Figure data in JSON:

* Start *

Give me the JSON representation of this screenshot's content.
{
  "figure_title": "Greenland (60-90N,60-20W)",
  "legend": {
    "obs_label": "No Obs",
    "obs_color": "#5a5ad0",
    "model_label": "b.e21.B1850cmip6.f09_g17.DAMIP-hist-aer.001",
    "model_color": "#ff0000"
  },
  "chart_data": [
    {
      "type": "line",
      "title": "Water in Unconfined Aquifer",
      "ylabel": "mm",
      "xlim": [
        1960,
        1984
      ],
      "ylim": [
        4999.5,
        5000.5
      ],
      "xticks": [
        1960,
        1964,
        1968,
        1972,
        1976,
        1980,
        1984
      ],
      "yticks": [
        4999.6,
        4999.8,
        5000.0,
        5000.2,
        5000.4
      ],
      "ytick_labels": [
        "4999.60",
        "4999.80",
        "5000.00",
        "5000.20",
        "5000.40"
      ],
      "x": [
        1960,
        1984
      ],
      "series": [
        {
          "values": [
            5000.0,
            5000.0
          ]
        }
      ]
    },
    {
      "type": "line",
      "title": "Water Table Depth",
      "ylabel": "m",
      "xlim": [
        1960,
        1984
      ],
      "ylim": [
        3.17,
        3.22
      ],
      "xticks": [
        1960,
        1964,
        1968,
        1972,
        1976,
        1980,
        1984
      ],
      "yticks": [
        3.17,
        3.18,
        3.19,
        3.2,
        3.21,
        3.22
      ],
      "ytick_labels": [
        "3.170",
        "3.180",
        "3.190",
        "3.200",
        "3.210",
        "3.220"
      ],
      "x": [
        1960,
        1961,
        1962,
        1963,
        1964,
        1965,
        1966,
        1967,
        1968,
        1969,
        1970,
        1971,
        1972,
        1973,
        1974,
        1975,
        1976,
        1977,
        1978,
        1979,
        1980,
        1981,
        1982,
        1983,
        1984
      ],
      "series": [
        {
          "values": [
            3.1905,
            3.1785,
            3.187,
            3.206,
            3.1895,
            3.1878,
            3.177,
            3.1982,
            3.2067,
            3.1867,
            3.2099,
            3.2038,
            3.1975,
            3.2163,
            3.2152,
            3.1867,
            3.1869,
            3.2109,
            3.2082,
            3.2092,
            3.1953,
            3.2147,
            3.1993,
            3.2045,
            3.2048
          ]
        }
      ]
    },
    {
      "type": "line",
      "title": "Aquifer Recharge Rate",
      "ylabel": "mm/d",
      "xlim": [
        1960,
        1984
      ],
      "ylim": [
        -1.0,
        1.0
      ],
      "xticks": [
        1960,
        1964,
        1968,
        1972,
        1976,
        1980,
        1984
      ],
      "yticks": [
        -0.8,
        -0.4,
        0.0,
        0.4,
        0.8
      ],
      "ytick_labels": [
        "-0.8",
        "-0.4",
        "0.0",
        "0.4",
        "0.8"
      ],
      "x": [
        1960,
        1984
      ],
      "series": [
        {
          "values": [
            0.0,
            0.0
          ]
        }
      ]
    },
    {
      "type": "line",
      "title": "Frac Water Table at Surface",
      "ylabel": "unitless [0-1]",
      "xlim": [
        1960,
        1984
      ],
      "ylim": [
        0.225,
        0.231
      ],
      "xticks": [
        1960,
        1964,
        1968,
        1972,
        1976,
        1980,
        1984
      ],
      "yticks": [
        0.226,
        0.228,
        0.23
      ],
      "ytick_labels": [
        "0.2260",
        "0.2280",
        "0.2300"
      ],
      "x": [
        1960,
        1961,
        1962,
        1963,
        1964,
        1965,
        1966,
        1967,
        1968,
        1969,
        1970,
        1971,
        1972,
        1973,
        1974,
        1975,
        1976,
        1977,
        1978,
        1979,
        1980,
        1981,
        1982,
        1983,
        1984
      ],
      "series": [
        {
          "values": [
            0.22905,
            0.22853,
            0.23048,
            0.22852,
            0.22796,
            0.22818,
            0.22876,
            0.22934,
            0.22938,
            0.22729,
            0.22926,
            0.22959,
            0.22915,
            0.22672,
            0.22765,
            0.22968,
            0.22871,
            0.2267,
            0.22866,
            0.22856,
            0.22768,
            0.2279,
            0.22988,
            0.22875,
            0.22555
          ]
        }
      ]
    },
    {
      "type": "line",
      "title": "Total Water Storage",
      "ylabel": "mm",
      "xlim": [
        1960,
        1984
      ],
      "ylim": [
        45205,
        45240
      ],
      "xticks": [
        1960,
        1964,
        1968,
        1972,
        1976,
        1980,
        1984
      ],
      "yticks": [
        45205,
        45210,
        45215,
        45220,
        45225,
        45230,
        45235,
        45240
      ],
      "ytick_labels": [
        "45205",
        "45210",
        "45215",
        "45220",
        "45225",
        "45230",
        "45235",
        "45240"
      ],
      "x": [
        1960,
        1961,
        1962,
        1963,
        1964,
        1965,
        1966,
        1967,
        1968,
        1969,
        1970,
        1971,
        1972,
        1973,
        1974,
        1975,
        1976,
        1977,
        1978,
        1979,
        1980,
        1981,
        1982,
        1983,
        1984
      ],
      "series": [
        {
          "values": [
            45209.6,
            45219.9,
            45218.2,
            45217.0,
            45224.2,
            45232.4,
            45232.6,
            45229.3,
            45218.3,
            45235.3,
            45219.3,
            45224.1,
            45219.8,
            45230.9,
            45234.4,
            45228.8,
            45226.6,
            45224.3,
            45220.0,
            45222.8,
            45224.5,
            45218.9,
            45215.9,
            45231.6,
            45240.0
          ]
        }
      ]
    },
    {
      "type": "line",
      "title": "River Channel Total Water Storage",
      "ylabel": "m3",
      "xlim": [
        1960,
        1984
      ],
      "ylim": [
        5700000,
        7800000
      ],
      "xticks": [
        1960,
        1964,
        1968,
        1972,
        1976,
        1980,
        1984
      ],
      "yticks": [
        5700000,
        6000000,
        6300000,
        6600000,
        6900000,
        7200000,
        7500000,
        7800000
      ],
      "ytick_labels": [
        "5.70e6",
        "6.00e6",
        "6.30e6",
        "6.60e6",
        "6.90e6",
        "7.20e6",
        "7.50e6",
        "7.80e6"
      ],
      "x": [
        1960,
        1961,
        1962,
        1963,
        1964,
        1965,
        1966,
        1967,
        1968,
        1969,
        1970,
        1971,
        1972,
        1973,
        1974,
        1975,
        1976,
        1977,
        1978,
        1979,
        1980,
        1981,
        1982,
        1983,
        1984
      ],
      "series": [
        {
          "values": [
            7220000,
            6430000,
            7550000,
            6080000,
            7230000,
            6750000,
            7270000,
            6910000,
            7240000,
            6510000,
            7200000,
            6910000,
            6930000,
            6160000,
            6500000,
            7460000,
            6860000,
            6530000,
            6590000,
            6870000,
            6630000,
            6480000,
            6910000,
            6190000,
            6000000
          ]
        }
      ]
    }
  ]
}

* End *

- [THE TASK] Copy out all of the lines above exactly.

- [FULL RESPONSE]
Give me the JSON representation of this screenshot's content.
{
  "figure_title": "Greenland (60-90N,60-20W)",
  "legend": {
    "obs_label": "No Obs",
    "obs_color": "#5a5ad0",
    "model_label": "b.e21.B1850cmip6.f09_g17.DAMIP-hist-aer.001",
    "model_color": "#ff0000"
  },
  "chart_data": [
    {
      "type": "line",
      "title": "Water in Unconfined Aquifer",
      "ylabel": "mm",
      "xlim": [
        1960,
        1984
      ],
      "ylim": [
        4999.5,
        5000.5
      ],
      "xticks": [
        1960,
        1964,
        1968,
        1972,
        1976,
        1980,
        1984
      ],
      "yticks": [
        4999.6,
        4999.8,
        5000.0,
        5000.2,
        5000.4
      ],
      "ytick_labels": [
        "4999.60",
        "4999.80",
        "5000.00",
        "5000.20",
        "5000.40"
      ],
      "x": [
        1960,
        1984
      ],
      "series": [
        {
          "values": [
            5000.0,
            5000.0
          ]
        }
      ]
    },
    {
      "type": "line",
      "title": "Water Table Depth",
      "ylabel": "m",
      "xlim": [
        1960,
        1984
      ],
      "ylim": [
        3.17,
        3.22
      ],
      "xticks": [
        1960,
        1964,
        1968,
        1972,
        1976,
        1980,
        1984
      ],
      "yticks": [
        3.17,
        3.18,
        3.19,
        3.2,
        3.21,
        3.22
      ],
      "ytick_labels": [
        "3.170",
        "3.180",
        "3.190",
        "3.200",
        "3.210",
        "3.220"
      ],
      "x": [
        1960,
        1961,
        1962,
        1963,
        1964,
        1965,
        1966,
        1967,
        1968,
        1969,
        1970,
        1971,
        1972,
        1973,
        1974,
        1975,
        1976,
        1977,
        1978,
        1979,
        1980,
        1981,
        1982,
        1983,
        1984
      ],
      "series": [
        {
          "values": [
            3.1905,
            3.1785,
            3.187,
            3.206,
            3.1895,
            3.1878,
            3.177,
            3.1982,
            3.2067,
            3.1867,
            3.2099,
            3.2038,
            3.1975,
            3.2163,
            3.2152,
            3.1867,
            3.1869,
            3.2109,
            3.2082,
            3.2092,
            3.1953,
            3.2147,
            3.1993,
            3.2045,
            3.2048
          ]
        }
      ]
    },
    {
      "type": "line",
      "title": "Aquifer Recharge Rate",
      "ylabel": "mm/d",
      "xlim": [
        1960,
        1984
      ],
      "ylim": [
        -1.0,
        1.0
      ],
      "xticks": [
        1960,
        1964,
        1968,
        1972,
        1976,
        1980,
        1984
      ],
      "yticks": [
        -0.8,
        -0.4,
        0.0,
        0.4,
        0.8
      ],
      "ytick_labels": [
        "-0.8",
        "-0.4",
        "0.0",
        "0.4",
        "0.8"
      ],
      "x": [
        1960,
        1984
      ],
      "series": [
        {
          "values": [
            0.0,
            0.0
          ]
        }
      ]
    },
    {
      "type": "line",
      "title": "Frac Water Table at Surface",
      "ylabel": "unitless [0-1]",
      "xlim": [
        1960,
        1984
      ],
      "ylim": [
        0.225,
        0.231
      ],
      "xticks": [
        1960,
        1964,
        1968,
        1972,
        1976,
        1980,
        1984
      ],
      "yticks": [
        0.226,
        0.228,
        0.23
      ],
      "ytick_labels": [
        "0.2260",
        "0.2280",
        "0.2300"
      ],
      "x": [
        1960,
        1961,
        1962,
        1963,
        1964,
        1965,
        1966,
        1967,
        1968,
        1969,
        1970,
        1971,
        1972,
        1973,
        1974,
        1975,
        1976,
        1977,
        1978,
        1979,
        1980,
        1981,
        1982,
        1983,
        1984
      ],
      "series": [
        {
          "values": [
            0.22905,
            0.22853,
            0.23048,
            0.22852,
            0.22796,
            0.22818,
            0.22876,
            0.22934,
            0.22938,
            0.22729,
            0.22926,
            0.22959,
            0.22915,
            0.22672,
            0.22765,
            0.22968,
            0.22871,
            0.2267,
            0.22866,
            0.22856,
            0.22768,
            0.2279,
            0.22988,
            0.22875,
            0.22555
          ]
        }
      ]
    },
    {
      "type": "line",
      "title": "Total Water Storage",
      "ylabel": "mm",
      "xlim": [
        1960,
        1984
      ],
      "ylim": [
        45205,
        45240
      ],
      "xticks": [
        1960,
        1964,
        1968,
        1972,
        1976,
        1980,
        1984
      ],
      "yticks": [
        45205,
        45210,
        45215,
        45220,
        45225,
        45230,
        45235,
        45240
      ],
      "ytick_labels": [
        "45205",
        "45210",
        "45215",
        "45220",
        "45225",
        "45230",
        "45235",
        "45240"
      ],
      "x": [
        1960,
        1961,
        1962,
        1963,
        1964,
        1965,
        1966,
        1967,
        1968,
        1969,
        1970,
        1971,
        1972,
        1973,
        1974,
        1975,
        1976,
        1977,
        1978,
        1979,
        1980,
        1981,
        1982,
        1983,
        1984
      ],
      "series": [
        {
          "values": [
            45209.6,
            45219.9,
            45218.2,
            45217.0,
            45224.2,
            45232.4,
            45232.6,
            45229.3,
            45218.3,
            45235.3,
            45219.3,
            45224.1,
            45219.8,
            45230.9,
            45234.4,
            45228.8,
            45226.6,
            45224.3,
            45220.0,
            45222.8,
            45224.5,
            45218.9,
            45215.9,
            45231.6,
            45240.0
          ]
        }
      ]
    },
    {
      "type": "line",
      "title": "River Channel Total Water Storage",
      "ylabel": "m3",
      "xlim": [
        1960,
        1984
      ],
      "ylim": [
        5700000,
        7800000
      ],
      "xticks": [
        1960,
        1964,
        1968,
        1972,
        1976,
        1980,
        1984
      ],
      "yticks": [
        5700000,
        6000000,
        6300000,
        6600000,
        6900000,
        7200000,
        7500000,
        7800000
      ],
      "ytick_labels": [
        "5.70e6",
        "6.00e6",
        "6.30e6",
        "6.60e6",
        "6.90e6",
        "7.20e6",
        "7.50e6",
        "7.80e6"
      ],
      "x": [
        1960,
        1961,
        1962,
        1963,
        1964,
        1965,
        1966,
        1967,
        1968,
        1969,
        1970,
        1971,
        1972,
        1973,
        1974,
        1975,
        1976,
        1977,
        1978,
        1979,
        1980,
        1981,
        1982,
        1983,
        1984
      ],
      "series": [
        {
          "values": [
            7220000,
            6430000,
            7550000,
            6080000,
            7230000,
            6750000,
            7270000,
            6910000,
            7240000,
            6510000,
            7200000,
            6910000,
            6930000,
            6160000,
            6500000,
            7460000,
            6860000,
            6530000,
            6590000,
            6870000,
            6630000,
            6480000,
            6910000,
            6190000,
            6000000
          ]
        }
      ]
    }
  ]
}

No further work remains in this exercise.